**Job:** Copy each line containing the word "icon" from the records that follow, please.

**Data for this exercise:**
────
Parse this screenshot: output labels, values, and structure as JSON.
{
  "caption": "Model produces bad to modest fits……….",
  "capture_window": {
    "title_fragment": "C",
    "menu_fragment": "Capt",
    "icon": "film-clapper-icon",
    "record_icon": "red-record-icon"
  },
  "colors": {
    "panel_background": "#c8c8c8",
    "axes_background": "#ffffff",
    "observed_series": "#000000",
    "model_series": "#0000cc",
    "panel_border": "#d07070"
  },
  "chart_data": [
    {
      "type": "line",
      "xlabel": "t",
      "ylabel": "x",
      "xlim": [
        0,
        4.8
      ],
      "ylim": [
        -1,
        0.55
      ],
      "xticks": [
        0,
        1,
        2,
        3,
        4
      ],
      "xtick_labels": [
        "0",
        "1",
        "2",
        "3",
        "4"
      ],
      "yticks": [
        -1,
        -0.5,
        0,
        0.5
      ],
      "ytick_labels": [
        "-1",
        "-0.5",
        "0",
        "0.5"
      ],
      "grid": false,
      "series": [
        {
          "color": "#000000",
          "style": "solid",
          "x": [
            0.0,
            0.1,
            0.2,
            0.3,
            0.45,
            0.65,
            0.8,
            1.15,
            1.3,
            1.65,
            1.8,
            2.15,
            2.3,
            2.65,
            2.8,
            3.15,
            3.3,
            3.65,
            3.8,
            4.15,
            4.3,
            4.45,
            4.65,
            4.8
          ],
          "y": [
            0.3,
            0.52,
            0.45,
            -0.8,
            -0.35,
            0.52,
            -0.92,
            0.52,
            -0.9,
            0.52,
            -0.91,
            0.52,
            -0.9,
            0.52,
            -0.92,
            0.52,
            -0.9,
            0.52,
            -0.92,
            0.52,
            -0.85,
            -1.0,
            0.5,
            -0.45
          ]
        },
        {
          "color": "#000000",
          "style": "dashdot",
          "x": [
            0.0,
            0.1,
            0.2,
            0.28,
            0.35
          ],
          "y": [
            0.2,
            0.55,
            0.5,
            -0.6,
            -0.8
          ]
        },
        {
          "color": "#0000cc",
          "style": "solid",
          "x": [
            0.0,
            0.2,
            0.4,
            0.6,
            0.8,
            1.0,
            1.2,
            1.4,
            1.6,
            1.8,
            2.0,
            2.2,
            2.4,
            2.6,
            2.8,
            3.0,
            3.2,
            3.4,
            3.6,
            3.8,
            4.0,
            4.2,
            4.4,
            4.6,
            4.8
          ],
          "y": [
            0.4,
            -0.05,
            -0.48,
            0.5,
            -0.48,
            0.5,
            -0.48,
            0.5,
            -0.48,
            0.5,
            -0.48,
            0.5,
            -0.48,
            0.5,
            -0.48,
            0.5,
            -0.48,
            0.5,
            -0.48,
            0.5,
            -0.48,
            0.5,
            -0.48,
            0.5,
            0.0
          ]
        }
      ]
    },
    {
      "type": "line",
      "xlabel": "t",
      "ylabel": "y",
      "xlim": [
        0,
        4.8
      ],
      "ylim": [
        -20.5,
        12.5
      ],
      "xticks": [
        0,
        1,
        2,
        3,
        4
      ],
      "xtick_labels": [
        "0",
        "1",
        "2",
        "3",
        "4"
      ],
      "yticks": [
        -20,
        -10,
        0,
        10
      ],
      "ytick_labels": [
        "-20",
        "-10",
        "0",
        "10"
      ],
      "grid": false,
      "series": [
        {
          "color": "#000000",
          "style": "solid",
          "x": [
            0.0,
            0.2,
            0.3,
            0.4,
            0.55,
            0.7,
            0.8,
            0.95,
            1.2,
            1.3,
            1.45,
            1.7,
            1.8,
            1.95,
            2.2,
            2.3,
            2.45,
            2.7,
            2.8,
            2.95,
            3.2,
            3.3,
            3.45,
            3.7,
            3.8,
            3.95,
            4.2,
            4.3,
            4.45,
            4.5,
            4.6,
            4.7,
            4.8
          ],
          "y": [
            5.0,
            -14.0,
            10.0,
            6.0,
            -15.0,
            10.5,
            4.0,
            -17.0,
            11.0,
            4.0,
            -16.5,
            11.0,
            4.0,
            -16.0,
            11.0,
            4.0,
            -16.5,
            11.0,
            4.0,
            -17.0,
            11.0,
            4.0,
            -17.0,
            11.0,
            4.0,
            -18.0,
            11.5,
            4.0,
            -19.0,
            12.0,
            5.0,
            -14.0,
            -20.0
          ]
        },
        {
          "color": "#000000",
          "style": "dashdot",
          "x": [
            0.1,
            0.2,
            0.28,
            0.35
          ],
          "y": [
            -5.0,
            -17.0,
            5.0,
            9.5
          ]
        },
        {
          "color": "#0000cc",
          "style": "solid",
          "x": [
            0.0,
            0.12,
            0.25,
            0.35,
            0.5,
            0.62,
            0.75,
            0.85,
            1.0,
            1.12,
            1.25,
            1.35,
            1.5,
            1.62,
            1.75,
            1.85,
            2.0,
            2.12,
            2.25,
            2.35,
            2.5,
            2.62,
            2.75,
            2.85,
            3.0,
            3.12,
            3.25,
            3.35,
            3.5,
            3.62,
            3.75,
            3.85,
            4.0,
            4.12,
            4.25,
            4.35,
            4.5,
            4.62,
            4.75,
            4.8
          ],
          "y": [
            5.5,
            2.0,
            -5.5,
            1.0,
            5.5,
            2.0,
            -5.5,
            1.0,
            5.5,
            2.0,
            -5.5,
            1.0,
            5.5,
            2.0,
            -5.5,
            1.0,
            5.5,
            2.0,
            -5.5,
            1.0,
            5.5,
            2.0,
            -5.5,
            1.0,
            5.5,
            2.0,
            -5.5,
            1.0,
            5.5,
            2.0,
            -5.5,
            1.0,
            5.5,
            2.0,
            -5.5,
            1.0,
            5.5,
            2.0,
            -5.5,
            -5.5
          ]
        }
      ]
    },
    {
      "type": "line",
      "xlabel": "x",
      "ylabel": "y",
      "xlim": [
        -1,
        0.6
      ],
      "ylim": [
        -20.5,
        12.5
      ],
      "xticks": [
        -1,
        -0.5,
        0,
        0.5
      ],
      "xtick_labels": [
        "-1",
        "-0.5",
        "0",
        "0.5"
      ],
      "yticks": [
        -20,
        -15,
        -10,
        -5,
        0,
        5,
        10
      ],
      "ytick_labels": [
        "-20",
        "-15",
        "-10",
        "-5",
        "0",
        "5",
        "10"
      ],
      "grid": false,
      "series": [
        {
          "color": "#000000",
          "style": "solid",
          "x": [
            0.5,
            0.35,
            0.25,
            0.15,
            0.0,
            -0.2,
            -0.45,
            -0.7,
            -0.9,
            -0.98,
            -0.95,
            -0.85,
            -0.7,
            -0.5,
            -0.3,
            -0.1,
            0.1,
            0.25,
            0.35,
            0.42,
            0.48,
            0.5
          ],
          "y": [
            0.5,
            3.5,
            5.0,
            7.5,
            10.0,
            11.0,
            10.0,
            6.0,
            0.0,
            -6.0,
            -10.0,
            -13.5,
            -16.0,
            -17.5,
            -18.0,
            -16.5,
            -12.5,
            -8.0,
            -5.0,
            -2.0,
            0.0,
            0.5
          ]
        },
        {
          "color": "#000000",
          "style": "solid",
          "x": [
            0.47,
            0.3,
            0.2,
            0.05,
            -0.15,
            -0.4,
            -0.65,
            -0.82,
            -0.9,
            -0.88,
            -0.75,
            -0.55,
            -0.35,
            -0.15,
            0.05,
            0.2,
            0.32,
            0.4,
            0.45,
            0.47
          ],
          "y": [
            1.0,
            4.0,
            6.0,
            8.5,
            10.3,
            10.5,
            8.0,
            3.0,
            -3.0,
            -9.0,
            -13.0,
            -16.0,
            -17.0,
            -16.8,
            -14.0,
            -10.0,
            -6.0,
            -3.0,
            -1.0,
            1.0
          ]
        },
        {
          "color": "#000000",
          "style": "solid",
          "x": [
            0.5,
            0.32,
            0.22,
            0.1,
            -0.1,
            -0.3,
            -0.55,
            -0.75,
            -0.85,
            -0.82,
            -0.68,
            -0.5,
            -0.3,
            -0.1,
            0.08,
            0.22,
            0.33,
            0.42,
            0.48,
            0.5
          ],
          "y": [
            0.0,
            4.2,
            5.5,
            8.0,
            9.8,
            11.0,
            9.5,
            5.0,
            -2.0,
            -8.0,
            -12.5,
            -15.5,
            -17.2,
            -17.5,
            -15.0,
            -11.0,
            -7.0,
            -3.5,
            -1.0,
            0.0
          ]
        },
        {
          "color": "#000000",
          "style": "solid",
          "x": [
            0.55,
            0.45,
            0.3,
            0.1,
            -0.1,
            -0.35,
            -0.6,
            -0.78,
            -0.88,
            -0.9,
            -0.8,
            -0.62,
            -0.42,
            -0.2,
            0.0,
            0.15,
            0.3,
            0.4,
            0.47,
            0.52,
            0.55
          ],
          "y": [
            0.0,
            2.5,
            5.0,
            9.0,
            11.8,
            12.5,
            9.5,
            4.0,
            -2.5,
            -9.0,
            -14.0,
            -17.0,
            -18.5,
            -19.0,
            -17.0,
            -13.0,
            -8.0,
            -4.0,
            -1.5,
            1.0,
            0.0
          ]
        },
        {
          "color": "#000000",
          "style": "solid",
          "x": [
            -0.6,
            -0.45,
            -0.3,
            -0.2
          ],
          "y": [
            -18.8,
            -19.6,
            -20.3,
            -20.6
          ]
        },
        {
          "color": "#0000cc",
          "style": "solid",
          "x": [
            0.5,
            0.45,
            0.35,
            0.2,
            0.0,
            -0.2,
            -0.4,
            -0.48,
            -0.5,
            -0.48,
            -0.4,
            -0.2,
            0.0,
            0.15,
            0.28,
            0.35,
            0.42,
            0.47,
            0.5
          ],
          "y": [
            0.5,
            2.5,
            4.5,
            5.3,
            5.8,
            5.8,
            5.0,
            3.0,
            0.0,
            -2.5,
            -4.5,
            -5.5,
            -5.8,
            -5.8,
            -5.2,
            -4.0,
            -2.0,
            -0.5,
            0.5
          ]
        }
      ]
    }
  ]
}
────
**Solution:**
    "icon": "film-clapper-icon",
    "record_icon": "red-record-icon"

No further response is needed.